Starting at the first line and stopping after the line that has "x-tick-label: 4 <box>232 280 240 294</box>", swap "Intensity" for "Strength" and write out those lines again with nothing else changed.

Stored dataset items
================================

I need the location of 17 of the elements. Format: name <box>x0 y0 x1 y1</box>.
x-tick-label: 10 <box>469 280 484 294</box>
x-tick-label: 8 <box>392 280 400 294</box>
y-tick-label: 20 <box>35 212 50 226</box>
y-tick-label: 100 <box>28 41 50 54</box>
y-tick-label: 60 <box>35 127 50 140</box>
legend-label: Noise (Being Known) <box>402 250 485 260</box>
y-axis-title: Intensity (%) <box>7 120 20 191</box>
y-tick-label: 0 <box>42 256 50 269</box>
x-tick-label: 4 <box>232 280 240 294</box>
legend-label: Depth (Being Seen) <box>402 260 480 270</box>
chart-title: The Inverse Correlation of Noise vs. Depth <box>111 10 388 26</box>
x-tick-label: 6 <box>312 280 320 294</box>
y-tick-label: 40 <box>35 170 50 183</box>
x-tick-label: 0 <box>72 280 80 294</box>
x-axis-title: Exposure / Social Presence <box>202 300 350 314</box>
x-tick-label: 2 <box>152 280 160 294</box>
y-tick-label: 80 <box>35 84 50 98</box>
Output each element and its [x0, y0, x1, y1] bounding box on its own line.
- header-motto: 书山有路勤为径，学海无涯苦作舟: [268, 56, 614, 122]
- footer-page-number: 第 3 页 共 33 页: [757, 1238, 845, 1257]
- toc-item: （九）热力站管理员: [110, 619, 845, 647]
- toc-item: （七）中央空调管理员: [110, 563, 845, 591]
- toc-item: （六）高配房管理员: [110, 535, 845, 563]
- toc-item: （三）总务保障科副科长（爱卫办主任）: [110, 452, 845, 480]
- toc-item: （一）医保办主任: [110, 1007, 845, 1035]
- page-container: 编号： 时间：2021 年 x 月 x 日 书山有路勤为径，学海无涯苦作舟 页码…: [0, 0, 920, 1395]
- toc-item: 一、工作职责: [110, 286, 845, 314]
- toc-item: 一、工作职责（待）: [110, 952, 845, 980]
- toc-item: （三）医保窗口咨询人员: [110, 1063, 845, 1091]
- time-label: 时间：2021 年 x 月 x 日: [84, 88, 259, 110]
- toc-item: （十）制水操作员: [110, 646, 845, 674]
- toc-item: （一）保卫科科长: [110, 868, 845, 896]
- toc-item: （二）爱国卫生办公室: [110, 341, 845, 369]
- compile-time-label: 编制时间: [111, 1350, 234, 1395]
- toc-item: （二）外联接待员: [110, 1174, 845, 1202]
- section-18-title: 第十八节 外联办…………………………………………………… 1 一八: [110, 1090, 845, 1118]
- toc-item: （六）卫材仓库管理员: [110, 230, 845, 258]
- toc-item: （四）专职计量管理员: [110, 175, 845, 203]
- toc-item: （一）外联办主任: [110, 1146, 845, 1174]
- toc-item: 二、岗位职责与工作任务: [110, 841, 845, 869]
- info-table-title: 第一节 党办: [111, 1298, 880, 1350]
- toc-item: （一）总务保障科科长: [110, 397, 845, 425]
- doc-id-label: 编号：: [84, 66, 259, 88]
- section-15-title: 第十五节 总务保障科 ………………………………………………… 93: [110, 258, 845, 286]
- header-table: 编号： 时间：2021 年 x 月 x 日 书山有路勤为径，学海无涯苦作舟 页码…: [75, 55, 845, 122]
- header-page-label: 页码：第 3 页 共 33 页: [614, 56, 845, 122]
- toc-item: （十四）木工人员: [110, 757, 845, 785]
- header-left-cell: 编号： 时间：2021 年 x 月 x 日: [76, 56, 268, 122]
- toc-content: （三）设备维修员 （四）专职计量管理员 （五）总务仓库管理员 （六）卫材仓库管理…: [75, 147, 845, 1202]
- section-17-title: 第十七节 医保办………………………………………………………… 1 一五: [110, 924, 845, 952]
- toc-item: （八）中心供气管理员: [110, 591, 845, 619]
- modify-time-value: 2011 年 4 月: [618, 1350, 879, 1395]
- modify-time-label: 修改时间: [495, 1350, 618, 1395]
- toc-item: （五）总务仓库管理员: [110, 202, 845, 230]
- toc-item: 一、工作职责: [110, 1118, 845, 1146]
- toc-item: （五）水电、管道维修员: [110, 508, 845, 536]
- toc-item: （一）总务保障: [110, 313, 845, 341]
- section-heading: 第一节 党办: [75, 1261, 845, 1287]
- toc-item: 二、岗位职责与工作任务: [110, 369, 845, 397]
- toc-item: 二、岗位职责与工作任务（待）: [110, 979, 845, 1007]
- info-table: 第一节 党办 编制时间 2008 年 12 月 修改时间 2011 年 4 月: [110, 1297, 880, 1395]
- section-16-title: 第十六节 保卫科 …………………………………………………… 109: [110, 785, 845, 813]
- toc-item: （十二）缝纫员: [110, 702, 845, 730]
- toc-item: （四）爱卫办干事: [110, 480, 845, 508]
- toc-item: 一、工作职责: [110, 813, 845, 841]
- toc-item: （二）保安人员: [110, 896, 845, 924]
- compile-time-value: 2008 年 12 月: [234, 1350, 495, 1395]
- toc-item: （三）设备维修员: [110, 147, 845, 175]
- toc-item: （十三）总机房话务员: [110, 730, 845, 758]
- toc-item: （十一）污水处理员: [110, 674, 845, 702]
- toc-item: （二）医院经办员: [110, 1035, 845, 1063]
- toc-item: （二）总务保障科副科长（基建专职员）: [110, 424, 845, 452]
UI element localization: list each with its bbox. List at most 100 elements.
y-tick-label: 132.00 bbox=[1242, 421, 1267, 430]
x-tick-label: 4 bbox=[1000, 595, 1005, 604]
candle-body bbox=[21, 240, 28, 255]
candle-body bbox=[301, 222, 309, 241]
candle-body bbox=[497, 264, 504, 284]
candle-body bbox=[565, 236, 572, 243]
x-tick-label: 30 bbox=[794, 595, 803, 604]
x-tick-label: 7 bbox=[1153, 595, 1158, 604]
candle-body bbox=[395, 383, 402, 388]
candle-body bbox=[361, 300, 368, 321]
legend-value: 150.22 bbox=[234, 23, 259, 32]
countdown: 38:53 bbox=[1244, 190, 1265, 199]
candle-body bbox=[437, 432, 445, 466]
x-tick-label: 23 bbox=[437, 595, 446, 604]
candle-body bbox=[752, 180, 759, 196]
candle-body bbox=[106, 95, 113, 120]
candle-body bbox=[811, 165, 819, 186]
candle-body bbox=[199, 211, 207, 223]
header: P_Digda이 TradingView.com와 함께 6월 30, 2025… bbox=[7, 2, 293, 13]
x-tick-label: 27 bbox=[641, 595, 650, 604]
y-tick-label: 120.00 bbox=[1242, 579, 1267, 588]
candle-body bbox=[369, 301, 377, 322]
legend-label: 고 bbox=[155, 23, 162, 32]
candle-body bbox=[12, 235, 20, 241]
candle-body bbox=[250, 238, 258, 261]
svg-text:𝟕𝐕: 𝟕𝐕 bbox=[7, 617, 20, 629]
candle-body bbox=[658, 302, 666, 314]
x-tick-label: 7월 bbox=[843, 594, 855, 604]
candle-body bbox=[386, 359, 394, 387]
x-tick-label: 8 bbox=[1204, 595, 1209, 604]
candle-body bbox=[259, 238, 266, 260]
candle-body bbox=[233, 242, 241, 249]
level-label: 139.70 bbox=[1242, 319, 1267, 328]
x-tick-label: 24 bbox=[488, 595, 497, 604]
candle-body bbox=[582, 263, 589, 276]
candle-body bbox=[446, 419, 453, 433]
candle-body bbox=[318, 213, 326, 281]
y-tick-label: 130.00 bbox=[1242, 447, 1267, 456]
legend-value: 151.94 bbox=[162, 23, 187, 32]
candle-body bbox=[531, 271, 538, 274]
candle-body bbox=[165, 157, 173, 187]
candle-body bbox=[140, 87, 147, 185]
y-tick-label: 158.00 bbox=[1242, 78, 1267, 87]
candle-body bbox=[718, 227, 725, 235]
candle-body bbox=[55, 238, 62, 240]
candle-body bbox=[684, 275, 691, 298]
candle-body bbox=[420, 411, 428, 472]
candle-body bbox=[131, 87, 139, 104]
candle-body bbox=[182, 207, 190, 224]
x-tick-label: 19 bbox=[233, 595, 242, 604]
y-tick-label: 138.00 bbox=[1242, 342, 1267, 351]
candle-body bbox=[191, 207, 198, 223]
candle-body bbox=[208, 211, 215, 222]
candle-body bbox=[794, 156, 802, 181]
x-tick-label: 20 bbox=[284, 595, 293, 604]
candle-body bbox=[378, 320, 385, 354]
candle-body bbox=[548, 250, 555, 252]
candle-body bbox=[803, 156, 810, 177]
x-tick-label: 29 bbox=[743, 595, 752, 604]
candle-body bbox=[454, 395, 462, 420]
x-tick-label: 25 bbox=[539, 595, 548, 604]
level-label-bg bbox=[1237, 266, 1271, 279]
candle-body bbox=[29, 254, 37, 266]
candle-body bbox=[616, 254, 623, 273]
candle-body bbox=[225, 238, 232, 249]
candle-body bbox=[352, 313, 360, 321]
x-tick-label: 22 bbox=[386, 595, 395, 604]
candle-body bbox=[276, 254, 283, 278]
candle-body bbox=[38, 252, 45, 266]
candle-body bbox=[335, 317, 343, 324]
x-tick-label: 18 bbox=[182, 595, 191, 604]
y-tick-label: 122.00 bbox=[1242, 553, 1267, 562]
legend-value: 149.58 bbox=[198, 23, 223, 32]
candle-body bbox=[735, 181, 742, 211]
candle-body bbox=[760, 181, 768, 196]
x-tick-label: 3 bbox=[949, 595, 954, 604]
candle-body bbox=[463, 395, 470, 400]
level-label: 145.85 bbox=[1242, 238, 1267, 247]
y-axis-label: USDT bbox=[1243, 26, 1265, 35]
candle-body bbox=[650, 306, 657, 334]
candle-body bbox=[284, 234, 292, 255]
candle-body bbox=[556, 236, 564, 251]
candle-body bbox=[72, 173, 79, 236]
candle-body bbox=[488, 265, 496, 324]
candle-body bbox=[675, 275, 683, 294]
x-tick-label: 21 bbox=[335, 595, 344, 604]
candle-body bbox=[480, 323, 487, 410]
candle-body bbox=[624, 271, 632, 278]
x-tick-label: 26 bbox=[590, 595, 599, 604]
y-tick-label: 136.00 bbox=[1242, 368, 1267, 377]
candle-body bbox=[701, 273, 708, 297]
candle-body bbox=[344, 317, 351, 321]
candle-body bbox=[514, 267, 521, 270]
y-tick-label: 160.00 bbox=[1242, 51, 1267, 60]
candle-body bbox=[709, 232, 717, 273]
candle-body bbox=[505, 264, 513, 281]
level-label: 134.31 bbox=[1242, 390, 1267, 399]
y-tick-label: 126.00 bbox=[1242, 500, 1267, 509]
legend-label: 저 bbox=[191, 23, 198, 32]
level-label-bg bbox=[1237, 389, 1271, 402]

================================

### Complete response
I need the location of 17 of the elements. Format: name <box>x0 y0 x1 y1</box>.
x-tick-label: 10 <box>469 280 484 294</box>
x-tick-label: 8 <box>392 280 400 294</box>
y-tick-label: 20 <box>35 212 50 226</box>
y-tick-label: 100 <box>28 41 50 54</box>
y-tick-label: 60 <box>35 127 50 140</box>
legend-label: Noise (Being Known) <box>402 250 485 260</box>
y-axis-title: Strength (%) <box>7 120 20 191</box>
y-tick-label: 0 <box>42 256 50 269</box>
x-tick-label: 4 <box>232 280 240 294</box>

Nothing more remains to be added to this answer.